• **Description of the task**:
Output the full listing word for word.

• **Material provided**:

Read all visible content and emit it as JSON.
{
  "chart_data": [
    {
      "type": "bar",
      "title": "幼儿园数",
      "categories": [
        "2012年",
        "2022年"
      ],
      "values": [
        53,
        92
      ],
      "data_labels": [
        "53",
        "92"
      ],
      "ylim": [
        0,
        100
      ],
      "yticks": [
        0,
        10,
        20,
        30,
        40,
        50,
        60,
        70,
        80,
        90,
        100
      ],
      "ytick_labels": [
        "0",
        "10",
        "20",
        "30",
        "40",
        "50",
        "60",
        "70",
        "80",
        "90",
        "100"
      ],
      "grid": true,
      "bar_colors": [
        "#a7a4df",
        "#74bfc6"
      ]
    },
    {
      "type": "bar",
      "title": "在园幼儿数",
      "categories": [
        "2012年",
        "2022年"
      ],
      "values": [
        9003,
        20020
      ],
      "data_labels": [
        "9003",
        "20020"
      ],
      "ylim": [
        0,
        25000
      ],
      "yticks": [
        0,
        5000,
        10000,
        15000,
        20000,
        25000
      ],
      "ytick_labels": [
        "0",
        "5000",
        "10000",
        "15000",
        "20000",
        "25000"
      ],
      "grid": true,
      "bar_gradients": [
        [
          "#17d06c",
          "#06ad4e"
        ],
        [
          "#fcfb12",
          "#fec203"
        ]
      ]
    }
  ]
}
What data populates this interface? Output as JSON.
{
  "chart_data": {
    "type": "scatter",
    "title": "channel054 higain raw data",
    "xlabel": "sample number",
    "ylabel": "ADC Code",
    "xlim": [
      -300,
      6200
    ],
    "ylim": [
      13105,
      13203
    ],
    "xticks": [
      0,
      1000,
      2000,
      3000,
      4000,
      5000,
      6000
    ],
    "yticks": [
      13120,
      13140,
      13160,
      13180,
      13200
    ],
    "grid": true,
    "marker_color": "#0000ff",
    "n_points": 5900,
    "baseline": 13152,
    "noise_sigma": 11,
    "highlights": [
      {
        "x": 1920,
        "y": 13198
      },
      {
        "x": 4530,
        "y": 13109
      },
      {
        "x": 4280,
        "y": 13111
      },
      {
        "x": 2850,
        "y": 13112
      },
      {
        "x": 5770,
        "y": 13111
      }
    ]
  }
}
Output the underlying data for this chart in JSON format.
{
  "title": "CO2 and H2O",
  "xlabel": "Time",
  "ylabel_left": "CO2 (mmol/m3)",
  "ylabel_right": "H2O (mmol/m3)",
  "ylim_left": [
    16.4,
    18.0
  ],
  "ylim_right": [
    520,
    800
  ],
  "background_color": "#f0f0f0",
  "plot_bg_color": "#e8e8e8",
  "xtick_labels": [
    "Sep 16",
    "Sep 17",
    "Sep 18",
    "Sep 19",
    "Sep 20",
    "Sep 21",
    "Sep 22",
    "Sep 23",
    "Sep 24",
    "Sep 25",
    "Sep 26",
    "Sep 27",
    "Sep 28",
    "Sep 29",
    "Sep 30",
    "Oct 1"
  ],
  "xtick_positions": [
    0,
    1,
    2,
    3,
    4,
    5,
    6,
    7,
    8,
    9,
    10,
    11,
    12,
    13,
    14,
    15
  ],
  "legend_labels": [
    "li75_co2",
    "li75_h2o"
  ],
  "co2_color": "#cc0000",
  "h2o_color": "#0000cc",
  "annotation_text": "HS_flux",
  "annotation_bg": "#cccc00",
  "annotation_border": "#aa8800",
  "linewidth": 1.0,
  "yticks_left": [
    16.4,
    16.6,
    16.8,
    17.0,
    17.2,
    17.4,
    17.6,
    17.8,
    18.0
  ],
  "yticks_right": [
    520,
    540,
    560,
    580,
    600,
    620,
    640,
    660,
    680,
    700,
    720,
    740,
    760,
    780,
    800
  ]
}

• **Final result**:
Read all visible content and emit it as JSON.
{
  "chart_data": [
    {
      "type": "bar",
      "title": "幼儿园数",
      "categories": [
        "2012年",
        "2022年"
      ],
      "values": [
        53,
        92
      ],
      "data_labels": [
        "53",
        "92"
      ],
      "ylim": [
        0,
        100
      ],
      "yticks": [
        0,
        10,
        20,
        30,
        40,
        50,
        60,
        70,
        80,
        90,
        100
      ],
      "ytick_labels": [
        "0",
        "10",
        "20",
        "30",
        "40",
        "50",
        "60",
        "70",
        "80",
        "90",
        "100"
      ],
      "grid": true,
      "bar_colors": [
        "#a7a4df",
        "#74bfc6"
      ]
    },
    {
      "type": "bar",
      "title": "在园幼儿数",
      "categories": [
        "2012年",
        "2022年"
      ],
      "values": [
        9003,
        20020
      ],
      "data_labels": [
        "9003",
        "20020"
      ],
      "ylim": [
        0,
        25000
      ],
      "yticks": [
        0,
        5000,
        10000,
        15000,
        20000,
        25000
      ],
      "ytick_labels": [
        "0",
        "5000",
        "10000",
        "15000",
        "20000",
        "25000"
      ],
      "grid": true,
      "bar_gradients": [
        [
          "#17d06c",
          "#06ad4e"
        ],
        [
          "#fcfb12",
          "#fec203"
        ]
      ]
    }
  ]
}
What data populates this interface? Output as JSON.
{
  "chart_data": {
    "type": "scatter",
    "title": "channel054 higain raw data",
    "xlabel": "sample number",
    "ylabel": "ADC Code",
    "xlim": [
      -300,
      6200
    ],
    "ylim": [
      13105,
      13203
    ],
    "xticks": [
      0,
      1000,
      2000,
      3000,
      4000,
      5000,
      6000
    ],
    "yticks": [
      13120,
      13140,
      13160,
      13180,
      13200
    ],
    "grid": true,
    "marker_color": "#0000ff",
    "n_points": 5900,
    "baseline": 13152,
    "noise_sigma": 11,
    "highlights": [
      {
        "x": 1920,
        "y": 13198
      },
      {
        "x": 4530,
        "y": 13109
      },
      {
        "x": 4280,
        "y": 13111
      },
      {
        "x": 2850,
        "y": 13112
      },
      {
        "x": 5770,
        "y": 13111
      }
    ]
  }
}
Output the underlying data for this chart in JSON format.
{
  "title": "CO2 and H2O",
  "xlabel": "Time",
  "ylabel_left": "CO2 (mmol/m3)",
  "ylabel_right": "H2O (mmol/m3)",
  "ylim_left": [
    16.4,
    18.0
  ],
  "ylim_right": [
    520,
    800
  ],
  "background_color": "#f0f0f0",
  "plot_bg_color": "#e8e8e8",
  "xtick_labels": [
    "Sep 16",
    "Sep 17",
    "Sep 18",
    "Sep 19",
    "Sep 20",
    "Sep 21",
    "Sep 22",
    "Sep 23",
    "Sep 24",
    "Sep 25",
    "Sep 26",
    "Sep 27",
    "Sep 28",
    "Sep 29",
    "Sep 30",
    "Oct 1"
  ],
  "xtick_positions": [
    0,
    1,
    2,
    3,
    4,
    5,
    6,
    7,
    8,
    9,
    10,
    11,
    12,
    13,
    14,
    15
  ],
  "legend_labels": [
    "li75_co2",
    "li75_h2o"
  ],
  "co2_color": "#cc0000",
  "h2o_color": "#0000cc",
  "annotation_text": "HS_flux",
  "annotation_bg": "#cccc00",
  "annotation_border": "#aa8800",
  "linewidth": 1.0,
  "yticks_left": [
    16.4,
    16.6,
    16.8,
    17.0,
    17.2,
    17.4,
    17.6,
    17.8,
    18.0
  ],
  "yticks_right": [
    520,
    540,
    560,
    580,
    600,
    620,
    640,
    660,
    680,
    700,
    720,
    740,
    760,
    780,
    800
  ]
}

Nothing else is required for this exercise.